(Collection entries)
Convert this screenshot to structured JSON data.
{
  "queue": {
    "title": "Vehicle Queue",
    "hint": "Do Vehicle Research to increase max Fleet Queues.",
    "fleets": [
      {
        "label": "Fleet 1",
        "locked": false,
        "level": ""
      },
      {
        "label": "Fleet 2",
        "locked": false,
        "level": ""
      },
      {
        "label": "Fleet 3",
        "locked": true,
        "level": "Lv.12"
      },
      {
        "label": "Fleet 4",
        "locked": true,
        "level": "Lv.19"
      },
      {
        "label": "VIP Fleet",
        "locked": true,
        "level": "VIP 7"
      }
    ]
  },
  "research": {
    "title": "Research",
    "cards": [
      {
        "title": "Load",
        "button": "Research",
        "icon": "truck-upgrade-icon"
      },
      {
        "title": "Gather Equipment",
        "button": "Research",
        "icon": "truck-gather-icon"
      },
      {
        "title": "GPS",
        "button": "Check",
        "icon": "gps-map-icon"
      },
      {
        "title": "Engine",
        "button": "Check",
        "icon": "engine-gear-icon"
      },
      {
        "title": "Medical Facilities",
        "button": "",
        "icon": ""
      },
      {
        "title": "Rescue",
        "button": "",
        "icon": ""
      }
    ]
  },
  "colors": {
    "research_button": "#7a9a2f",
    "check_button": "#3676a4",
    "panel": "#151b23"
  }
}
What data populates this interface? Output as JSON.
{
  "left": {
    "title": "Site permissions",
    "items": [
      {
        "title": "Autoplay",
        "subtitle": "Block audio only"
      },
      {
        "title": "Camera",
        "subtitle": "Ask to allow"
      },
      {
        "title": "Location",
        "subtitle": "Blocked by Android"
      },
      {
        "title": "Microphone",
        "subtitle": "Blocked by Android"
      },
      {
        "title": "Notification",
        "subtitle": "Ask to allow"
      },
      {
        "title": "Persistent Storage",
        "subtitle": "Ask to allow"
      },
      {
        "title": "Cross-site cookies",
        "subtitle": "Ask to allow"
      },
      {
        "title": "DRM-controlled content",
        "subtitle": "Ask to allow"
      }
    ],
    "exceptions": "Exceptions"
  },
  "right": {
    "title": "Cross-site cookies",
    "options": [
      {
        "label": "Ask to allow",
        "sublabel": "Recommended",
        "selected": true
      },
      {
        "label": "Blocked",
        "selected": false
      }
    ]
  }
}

GOAL: Gather and copy every line of the data in which the string "truck" is found.

SOLUTION TO THIS PROBLEM:
        "icon": "truck-upgrade-icon"
        "icon": "truck-gather-icon"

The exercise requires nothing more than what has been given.